• **WORK TO DO**: Output the entries word for word. Omit images.

-------- SUPPLIED RECORDS --------

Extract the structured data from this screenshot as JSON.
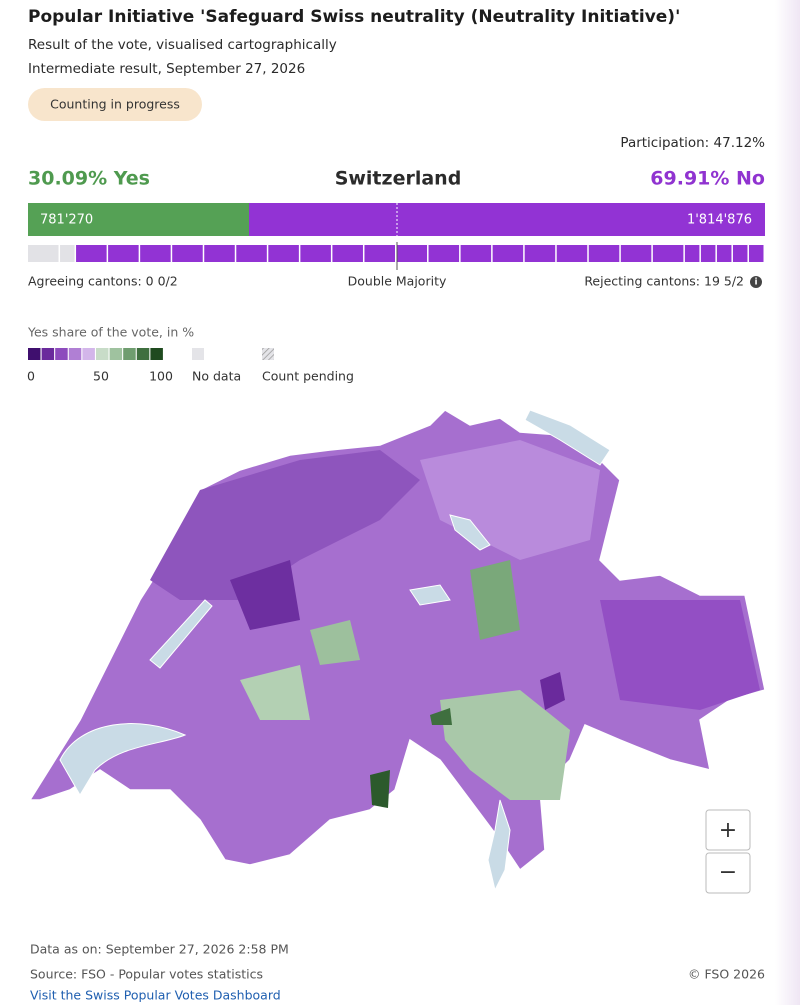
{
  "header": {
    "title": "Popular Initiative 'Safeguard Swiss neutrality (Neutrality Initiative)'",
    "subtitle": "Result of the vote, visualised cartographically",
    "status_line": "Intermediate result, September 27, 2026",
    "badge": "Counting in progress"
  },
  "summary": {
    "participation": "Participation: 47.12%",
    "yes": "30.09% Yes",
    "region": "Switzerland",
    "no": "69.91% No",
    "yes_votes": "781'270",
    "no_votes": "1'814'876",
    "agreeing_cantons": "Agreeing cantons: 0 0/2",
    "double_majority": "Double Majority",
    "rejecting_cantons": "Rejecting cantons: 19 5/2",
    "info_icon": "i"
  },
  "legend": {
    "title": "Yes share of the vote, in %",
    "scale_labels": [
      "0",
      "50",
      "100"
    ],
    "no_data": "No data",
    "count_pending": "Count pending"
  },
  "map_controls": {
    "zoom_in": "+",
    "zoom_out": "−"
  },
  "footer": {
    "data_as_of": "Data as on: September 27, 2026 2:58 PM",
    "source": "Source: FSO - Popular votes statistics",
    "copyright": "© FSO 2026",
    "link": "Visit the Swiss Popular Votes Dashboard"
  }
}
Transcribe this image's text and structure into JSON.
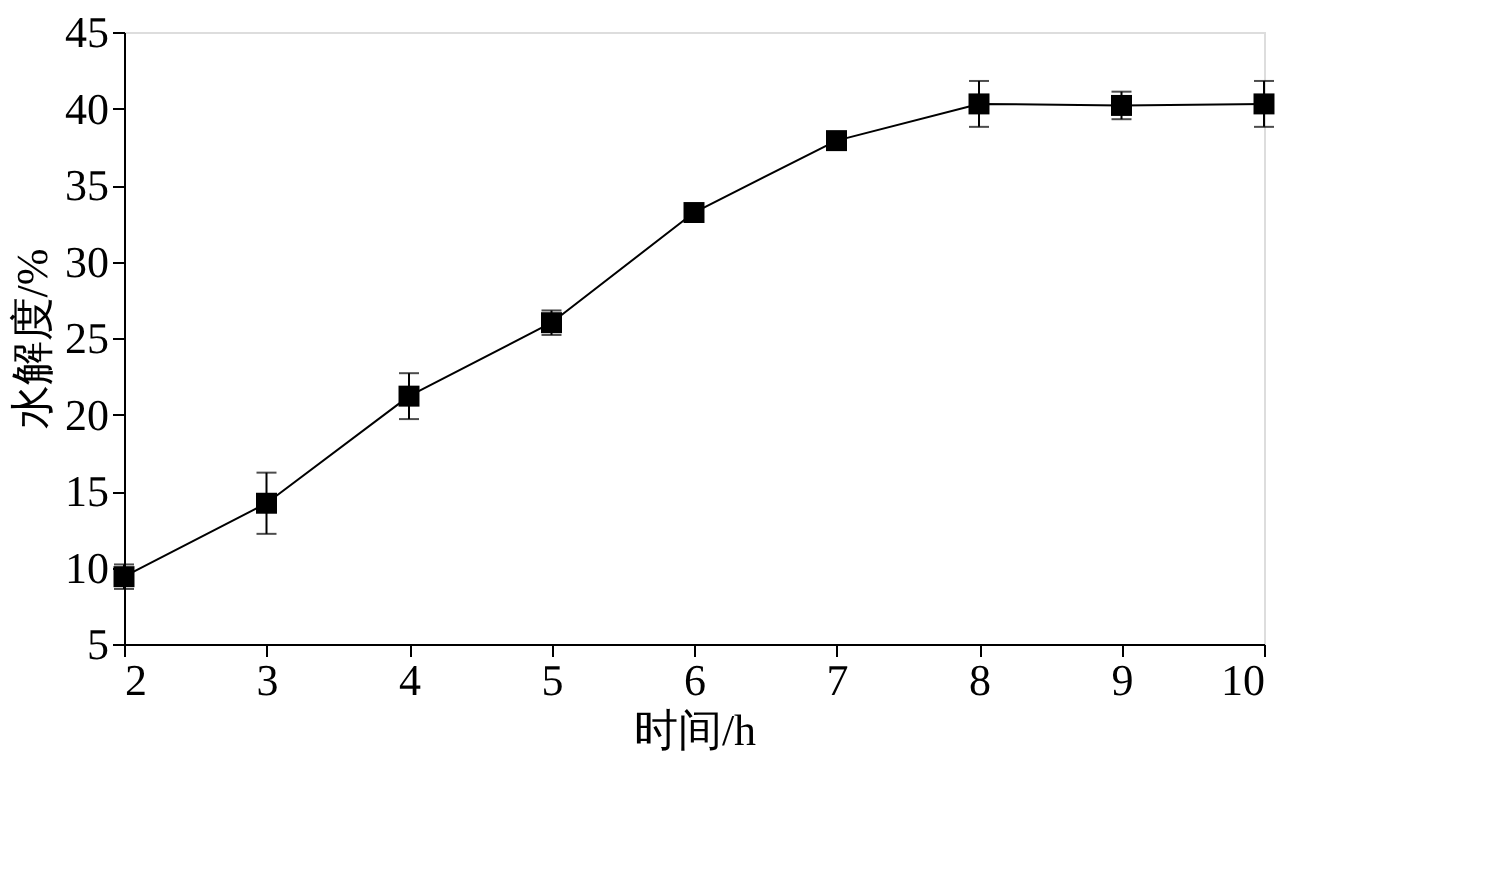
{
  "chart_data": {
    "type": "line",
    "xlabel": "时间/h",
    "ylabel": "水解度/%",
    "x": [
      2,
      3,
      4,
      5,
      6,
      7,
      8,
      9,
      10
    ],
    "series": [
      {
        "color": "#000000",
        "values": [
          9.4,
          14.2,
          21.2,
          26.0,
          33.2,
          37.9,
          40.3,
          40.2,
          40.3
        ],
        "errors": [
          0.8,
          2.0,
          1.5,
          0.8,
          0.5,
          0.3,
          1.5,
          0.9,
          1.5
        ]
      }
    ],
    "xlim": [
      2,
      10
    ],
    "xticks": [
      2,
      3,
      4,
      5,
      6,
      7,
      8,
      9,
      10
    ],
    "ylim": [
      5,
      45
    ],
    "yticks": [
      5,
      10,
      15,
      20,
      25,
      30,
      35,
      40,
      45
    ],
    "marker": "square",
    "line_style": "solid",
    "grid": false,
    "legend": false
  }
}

--------

• **TASK OUTPUT**:
Extract the structured data from this screenshot as JSON.
{
  "header": {
    "title": "Popular Initiative 'Safeguard Swiss neutrality (Neutrality Initiative)'",
    "subtitle": "Result of the vote, visualised cartographically",
    "status_line": "Intermediate result, September 27, 2026",
    "badge": "Counting in progress"
  },
  "summary": {
    "participation": "Participation: 47.12%",
    "yes": "30.09% Yes",
    "region": "Switzerland",
    "no": "69.91% No",
    "yes_votes": "781'270",
    "no_votes": "1'814'876",
    "agreeing_cantons": "Agreeing cantons: 0 0/2",
    "double_majority": "Double Majority",
    "rejecting_cantons": "Rejecting cantons: 19 5/2",
    "info_icon": "i"
  },
  "legend": {
    "title": "Yes share of the vote, in %",
    "scale_labels": [
      "0",
      "50",
      "100"
    ],
    "no_data": "No data",
    "count_pending": "Count pending"
  },
  "map_controls": {
    "zoom_in": "+",
    "zoom_out": "−"
  },
  "footer": {
    "data_as_of": "Data as on: September 27, 2026 2:58 PM",
    "source": "Source: FSO - Popular votes statistics",
    "copyright": "© FSO 2026",
    "link": "Visit the Swiss Popular Votes Dashboard"
  }
}
Transcribe this image's text and structure into JSON.
{
  "chart_data": {
    "type": "line",
    "xlabel": "时间/h",
    "ylabel": "水解度/%",
    "x": [
      2,
      3,
      4,
      5,
      6,
      7,
      8,
      9,
      10
    ],
    "series": [
      {
        "color": "#000000",
        "values": [
          9.4,
          14.2,
          21.2,
          26.0,
          33.2,
          37.9,
          40.3,
          40.2,
          40.3
        ],
        "errors": [
          0.8,
          2.0,
          1.5,
          0.8,
          0.5,
          0.3,
          1.5,
          0.9,
          1.5
        ]
      }
    ],
    "xlim": [
      2,
      10
    ],
    "xticks": [
      2,
      3,
      4,
      5,
      6,
      7,
      8,
      9,
      10
    ],
    "ylim": [
      5,
      45
    ],
    "yticks": [
      5,
      10,
      15,
      20,
      25,
      30,
      35,
      40,
      45
    ],
    "marker": "square",
    "line_style": "solid",
    "grid": false,
    "legend": false
  }
}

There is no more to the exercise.